## [Your objective]
Look through the records that follow. Copy every line containing the word "Enhance".

### Given entries

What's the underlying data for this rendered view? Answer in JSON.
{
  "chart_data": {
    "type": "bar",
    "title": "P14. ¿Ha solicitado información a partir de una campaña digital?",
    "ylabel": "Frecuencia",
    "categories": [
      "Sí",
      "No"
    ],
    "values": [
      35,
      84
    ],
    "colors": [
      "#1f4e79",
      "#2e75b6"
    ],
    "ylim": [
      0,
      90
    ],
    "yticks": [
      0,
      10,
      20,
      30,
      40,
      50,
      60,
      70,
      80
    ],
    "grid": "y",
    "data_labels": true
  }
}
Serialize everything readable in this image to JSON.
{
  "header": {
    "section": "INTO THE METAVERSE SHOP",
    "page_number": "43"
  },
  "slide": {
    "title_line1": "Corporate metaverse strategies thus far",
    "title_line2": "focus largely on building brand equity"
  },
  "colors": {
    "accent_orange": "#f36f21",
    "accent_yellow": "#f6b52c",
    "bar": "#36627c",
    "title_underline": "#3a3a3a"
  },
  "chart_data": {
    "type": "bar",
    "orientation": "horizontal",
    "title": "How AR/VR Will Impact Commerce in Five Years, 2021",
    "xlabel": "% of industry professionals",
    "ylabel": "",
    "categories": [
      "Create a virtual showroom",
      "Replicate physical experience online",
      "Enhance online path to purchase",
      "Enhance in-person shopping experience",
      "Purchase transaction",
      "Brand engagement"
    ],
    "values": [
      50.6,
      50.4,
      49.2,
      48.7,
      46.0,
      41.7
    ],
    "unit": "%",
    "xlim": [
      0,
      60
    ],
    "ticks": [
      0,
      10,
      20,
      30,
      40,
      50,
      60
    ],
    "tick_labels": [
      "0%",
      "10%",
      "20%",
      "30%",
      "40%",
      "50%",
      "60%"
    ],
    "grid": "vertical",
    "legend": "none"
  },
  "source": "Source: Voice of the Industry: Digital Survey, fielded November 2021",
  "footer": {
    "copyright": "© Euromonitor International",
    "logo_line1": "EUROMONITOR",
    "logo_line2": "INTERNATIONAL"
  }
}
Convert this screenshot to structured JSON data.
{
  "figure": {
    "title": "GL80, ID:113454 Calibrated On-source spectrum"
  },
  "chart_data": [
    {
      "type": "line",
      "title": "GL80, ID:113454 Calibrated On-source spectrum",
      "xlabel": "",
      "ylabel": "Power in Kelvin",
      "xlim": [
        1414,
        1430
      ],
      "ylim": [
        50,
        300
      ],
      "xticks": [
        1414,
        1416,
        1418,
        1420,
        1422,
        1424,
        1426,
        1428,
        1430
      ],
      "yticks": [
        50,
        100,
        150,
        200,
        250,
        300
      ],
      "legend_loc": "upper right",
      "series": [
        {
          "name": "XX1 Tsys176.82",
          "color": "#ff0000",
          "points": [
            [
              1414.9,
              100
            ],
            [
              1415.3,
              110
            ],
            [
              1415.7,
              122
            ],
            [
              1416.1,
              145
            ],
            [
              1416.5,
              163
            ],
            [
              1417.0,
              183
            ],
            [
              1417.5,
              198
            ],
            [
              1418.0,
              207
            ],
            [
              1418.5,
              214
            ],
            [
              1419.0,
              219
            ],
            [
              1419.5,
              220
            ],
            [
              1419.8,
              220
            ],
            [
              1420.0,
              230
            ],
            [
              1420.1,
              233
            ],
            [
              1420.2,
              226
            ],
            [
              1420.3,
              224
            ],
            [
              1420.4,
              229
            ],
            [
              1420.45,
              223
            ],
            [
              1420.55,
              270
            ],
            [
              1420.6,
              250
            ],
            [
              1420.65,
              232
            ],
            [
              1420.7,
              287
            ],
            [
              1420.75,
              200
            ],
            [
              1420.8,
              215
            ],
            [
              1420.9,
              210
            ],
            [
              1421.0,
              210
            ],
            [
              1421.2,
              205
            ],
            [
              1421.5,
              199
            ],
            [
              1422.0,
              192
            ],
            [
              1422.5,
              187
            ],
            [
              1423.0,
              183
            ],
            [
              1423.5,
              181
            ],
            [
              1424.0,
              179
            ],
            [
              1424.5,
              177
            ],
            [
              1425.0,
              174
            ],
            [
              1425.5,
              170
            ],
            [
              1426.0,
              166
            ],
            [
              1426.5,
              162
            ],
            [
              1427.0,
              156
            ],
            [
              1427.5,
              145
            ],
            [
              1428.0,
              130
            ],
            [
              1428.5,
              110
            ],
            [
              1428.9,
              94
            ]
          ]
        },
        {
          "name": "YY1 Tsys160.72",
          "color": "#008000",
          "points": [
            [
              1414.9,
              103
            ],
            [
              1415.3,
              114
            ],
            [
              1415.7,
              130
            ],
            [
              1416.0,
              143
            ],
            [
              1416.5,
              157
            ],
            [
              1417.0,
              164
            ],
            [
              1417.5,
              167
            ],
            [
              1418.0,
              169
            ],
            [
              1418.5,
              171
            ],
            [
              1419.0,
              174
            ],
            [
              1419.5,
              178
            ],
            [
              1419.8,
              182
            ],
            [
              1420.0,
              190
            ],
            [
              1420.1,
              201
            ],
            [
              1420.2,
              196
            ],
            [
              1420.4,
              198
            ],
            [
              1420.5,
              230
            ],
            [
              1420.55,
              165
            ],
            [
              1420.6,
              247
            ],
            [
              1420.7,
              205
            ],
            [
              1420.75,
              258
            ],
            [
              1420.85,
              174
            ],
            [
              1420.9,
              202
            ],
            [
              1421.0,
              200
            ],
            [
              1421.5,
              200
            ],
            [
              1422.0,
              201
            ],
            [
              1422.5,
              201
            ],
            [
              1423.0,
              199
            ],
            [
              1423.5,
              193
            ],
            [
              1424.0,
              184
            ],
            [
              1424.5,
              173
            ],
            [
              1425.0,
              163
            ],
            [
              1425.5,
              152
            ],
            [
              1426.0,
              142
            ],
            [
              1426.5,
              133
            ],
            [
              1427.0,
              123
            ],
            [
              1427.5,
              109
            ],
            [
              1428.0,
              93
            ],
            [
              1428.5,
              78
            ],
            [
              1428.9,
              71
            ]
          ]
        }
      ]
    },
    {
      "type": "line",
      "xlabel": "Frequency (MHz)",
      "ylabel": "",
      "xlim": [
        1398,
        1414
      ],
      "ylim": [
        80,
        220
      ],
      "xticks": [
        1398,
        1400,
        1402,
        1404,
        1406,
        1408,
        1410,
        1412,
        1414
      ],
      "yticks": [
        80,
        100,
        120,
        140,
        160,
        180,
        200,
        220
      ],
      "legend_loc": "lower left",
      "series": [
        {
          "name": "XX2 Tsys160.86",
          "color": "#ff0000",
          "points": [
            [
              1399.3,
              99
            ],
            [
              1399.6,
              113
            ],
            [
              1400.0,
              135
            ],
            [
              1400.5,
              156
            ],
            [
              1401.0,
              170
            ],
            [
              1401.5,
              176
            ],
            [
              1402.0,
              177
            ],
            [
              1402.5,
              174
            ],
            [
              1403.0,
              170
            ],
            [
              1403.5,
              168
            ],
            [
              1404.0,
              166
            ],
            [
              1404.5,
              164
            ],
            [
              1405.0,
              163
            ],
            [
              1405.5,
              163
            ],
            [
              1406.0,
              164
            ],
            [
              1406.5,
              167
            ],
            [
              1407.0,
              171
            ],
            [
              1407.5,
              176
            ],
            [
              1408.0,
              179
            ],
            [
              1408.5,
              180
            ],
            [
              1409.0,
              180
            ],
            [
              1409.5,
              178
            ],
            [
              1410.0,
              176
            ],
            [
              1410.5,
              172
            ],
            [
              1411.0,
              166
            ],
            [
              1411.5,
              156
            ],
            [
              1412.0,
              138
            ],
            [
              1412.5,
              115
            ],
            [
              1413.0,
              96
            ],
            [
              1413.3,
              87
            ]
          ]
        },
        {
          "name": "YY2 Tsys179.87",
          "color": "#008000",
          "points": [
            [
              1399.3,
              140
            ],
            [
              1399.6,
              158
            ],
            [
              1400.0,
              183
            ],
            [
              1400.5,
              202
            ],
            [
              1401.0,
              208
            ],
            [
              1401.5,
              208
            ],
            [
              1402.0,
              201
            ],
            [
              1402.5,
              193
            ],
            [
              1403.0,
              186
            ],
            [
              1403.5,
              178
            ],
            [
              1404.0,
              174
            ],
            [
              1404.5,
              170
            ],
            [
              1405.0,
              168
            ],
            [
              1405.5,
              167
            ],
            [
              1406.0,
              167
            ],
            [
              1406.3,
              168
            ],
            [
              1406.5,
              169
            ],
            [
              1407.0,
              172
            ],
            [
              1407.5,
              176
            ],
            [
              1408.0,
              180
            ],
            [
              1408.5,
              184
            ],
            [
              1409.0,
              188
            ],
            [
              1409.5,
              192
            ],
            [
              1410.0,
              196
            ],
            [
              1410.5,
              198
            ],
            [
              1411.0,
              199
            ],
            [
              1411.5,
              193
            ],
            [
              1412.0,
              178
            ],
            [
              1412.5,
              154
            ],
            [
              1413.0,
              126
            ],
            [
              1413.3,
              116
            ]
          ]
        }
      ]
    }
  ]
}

######

## [Task result]
      "Enhance online path to purchase",
      "Enhance in-person shopping experience",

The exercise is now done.